(Exercise material):
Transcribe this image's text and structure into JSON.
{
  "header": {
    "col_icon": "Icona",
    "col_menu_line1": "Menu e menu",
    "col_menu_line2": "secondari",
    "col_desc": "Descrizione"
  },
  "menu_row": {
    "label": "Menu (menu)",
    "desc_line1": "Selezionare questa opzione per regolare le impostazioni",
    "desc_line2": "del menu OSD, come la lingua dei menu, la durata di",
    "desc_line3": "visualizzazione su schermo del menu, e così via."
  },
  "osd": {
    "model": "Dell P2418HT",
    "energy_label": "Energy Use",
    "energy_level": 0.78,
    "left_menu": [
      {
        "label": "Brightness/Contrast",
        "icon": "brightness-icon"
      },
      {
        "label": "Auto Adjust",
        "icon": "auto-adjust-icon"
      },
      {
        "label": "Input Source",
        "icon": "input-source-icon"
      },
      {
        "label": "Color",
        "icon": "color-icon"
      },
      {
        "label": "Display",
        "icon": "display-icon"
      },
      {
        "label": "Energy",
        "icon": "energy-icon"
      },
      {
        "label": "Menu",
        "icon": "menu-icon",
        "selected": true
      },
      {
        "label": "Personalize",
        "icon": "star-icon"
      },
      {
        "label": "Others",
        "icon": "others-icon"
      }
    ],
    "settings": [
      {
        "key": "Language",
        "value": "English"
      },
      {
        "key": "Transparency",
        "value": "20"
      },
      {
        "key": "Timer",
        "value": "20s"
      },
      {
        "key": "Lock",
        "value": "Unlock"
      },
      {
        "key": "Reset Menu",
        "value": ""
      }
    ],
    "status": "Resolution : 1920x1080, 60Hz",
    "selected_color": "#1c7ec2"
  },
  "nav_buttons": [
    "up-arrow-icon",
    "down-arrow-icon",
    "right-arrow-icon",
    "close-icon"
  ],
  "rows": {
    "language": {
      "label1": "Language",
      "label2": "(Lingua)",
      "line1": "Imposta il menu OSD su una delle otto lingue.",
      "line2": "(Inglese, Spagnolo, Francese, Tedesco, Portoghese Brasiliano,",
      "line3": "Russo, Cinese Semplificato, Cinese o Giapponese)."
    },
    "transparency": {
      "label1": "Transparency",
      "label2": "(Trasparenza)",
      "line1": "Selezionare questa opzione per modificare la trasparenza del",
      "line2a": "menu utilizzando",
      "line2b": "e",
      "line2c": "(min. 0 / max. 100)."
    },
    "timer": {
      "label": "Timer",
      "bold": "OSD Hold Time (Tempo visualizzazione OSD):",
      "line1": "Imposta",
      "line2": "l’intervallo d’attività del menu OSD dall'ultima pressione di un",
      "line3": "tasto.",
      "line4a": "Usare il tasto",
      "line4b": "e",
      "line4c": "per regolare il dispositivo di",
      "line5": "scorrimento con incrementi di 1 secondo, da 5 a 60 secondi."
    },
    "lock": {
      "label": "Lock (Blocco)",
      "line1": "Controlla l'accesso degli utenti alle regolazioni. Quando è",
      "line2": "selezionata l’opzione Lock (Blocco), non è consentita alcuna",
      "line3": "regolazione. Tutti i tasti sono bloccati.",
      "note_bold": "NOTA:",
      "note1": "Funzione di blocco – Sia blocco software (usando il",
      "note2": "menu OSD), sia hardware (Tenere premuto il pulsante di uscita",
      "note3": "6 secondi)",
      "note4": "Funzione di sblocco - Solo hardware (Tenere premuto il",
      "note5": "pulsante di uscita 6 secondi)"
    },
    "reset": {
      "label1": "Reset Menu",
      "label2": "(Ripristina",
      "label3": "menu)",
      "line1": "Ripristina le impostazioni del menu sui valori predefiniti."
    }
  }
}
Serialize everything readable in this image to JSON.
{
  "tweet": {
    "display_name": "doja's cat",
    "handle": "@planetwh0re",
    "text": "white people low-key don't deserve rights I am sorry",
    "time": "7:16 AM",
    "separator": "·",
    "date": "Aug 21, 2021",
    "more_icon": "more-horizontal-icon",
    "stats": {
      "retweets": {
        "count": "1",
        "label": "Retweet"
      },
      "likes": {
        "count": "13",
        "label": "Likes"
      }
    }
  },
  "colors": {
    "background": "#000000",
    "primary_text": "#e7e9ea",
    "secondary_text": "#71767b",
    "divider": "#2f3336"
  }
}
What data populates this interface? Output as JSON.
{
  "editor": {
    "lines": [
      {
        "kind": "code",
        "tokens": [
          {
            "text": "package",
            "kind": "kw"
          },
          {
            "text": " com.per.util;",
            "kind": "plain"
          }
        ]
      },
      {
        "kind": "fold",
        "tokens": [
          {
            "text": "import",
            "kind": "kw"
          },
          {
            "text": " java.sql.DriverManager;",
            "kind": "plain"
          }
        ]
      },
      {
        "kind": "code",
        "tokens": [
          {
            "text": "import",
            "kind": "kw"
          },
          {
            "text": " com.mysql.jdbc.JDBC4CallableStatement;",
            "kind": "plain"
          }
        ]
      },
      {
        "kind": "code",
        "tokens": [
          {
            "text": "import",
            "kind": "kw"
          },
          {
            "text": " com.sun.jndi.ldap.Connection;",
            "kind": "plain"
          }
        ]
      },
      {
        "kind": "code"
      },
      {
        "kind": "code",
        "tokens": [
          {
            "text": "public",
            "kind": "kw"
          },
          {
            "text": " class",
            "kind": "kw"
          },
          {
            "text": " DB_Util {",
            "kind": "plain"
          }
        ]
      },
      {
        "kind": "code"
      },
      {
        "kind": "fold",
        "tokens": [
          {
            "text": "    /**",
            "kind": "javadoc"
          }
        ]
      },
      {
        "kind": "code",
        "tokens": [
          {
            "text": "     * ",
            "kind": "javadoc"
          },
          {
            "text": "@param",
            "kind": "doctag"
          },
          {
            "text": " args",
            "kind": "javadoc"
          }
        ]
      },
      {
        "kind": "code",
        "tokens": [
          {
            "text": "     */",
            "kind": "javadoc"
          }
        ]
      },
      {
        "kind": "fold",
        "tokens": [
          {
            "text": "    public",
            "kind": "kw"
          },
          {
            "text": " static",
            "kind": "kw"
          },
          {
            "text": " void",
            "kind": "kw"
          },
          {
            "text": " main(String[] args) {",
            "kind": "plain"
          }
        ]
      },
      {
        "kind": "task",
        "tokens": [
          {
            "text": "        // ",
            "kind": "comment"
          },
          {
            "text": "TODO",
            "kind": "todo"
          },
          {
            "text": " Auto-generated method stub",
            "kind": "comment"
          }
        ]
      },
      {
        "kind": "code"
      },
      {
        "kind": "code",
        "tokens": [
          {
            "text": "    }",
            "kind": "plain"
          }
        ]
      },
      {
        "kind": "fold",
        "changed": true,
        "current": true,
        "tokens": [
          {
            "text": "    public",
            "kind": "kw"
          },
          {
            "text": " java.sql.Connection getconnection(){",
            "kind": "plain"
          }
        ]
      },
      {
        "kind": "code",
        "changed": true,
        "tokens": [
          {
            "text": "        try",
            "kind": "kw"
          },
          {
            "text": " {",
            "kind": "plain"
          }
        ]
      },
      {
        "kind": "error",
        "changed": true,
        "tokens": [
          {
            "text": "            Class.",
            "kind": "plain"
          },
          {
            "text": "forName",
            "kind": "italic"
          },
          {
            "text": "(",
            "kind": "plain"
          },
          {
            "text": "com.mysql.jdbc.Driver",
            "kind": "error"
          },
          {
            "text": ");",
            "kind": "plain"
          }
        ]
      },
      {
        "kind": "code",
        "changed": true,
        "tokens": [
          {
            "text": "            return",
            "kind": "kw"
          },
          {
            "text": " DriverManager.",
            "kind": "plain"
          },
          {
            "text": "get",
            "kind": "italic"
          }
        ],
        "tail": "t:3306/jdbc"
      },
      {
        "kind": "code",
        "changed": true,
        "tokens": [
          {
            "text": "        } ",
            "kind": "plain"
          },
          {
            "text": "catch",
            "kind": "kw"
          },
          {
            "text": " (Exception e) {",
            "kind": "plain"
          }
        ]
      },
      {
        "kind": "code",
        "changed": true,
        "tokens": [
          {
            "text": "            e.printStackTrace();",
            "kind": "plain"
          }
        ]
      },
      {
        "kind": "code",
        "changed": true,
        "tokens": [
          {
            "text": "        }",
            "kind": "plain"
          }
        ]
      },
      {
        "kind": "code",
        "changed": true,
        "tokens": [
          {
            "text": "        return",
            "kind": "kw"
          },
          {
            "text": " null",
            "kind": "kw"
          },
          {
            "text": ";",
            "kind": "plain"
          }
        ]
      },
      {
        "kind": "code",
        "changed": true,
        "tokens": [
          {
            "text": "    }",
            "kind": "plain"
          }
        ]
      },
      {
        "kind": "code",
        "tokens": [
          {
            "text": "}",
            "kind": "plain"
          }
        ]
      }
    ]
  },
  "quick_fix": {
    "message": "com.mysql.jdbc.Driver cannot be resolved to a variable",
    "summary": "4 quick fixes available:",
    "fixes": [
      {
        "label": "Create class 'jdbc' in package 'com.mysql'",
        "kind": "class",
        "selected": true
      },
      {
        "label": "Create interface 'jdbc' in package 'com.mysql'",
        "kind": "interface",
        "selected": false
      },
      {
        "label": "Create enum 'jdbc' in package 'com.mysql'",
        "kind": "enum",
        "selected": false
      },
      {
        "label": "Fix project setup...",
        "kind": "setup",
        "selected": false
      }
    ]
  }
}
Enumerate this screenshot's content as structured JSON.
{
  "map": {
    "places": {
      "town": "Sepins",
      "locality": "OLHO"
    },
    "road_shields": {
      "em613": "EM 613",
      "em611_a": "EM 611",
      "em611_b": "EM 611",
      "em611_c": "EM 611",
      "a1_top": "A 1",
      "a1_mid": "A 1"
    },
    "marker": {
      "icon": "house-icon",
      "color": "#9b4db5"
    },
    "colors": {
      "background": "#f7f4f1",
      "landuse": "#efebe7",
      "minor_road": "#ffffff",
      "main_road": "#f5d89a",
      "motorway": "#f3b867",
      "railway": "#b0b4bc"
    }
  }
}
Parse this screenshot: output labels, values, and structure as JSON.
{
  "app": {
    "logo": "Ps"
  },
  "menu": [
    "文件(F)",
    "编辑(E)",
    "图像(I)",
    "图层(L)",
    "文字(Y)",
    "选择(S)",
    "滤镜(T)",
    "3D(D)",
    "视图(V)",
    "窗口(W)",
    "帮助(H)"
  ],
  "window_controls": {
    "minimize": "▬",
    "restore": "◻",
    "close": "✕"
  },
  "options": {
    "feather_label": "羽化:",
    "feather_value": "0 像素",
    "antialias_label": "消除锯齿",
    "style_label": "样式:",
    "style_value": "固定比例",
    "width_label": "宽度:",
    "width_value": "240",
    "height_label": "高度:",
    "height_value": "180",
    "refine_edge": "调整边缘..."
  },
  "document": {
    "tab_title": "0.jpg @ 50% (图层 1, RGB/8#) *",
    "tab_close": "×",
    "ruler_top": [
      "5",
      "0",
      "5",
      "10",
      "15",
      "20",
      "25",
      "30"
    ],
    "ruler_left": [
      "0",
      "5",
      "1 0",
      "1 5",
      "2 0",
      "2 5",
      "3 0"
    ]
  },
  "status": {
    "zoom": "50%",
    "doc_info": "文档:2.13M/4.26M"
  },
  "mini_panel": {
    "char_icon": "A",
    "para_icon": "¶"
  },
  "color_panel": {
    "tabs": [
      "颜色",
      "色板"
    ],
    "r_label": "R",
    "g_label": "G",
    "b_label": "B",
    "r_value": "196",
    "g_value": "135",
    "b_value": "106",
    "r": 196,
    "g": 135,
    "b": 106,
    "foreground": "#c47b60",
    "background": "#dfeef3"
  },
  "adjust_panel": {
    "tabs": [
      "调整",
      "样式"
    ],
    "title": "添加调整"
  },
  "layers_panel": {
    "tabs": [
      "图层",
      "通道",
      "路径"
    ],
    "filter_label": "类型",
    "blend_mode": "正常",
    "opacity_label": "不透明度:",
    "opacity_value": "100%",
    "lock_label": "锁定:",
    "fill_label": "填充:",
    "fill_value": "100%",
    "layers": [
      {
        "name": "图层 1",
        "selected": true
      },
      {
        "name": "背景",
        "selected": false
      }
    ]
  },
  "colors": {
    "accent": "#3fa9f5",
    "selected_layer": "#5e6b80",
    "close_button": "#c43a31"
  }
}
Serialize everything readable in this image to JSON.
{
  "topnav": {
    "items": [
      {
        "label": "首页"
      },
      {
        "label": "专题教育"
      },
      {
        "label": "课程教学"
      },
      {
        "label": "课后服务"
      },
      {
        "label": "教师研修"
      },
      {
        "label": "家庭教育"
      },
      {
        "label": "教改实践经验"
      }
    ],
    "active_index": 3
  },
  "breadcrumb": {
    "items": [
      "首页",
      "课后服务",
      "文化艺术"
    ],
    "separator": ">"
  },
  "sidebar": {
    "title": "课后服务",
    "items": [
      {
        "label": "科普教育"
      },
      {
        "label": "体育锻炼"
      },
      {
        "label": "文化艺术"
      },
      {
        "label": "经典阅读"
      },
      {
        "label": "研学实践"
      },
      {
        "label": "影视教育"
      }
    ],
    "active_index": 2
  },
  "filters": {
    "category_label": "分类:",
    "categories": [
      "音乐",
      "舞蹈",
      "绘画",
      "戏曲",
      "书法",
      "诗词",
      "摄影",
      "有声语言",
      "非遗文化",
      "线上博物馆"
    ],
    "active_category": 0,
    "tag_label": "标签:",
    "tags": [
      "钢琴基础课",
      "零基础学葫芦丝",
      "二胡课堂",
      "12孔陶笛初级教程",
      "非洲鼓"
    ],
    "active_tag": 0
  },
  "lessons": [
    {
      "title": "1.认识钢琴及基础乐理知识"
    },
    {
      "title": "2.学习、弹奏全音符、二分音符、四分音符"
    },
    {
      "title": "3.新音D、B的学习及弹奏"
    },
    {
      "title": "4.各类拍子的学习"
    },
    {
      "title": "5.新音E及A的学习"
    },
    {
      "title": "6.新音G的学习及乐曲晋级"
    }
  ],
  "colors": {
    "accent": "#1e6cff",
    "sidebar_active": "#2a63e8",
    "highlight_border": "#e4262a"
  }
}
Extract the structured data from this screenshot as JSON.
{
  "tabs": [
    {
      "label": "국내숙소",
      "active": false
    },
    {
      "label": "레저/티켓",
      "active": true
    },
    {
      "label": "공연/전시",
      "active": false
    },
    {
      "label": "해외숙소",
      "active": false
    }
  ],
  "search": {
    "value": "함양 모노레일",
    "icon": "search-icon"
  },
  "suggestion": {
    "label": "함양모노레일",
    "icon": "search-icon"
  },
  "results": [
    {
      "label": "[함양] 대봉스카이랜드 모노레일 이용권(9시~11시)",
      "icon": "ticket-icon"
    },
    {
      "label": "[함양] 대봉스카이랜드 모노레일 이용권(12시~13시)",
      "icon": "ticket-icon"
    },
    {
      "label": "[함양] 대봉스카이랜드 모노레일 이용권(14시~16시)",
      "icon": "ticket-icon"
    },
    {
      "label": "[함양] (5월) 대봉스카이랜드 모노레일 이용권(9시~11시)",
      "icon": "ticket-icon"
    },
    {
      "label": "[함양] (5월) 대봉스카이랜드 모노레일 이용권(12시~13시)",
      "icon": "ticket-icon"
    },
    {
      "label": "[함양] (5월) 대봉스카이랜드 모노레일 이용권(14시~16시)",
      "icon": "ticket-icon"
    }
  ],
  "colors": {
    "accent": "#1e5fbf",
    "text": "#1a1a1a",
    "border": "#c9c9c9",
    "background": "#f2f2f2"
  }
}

(What is asked): Filter the records above for "impostazioni" and copy every matching line.

(Complete answer):
    "desc_line1": "Selezionare questa opzione per regolare le impostazioni",
      "line1": "Ripristina le impostazioni del menu sui valori predefiniti."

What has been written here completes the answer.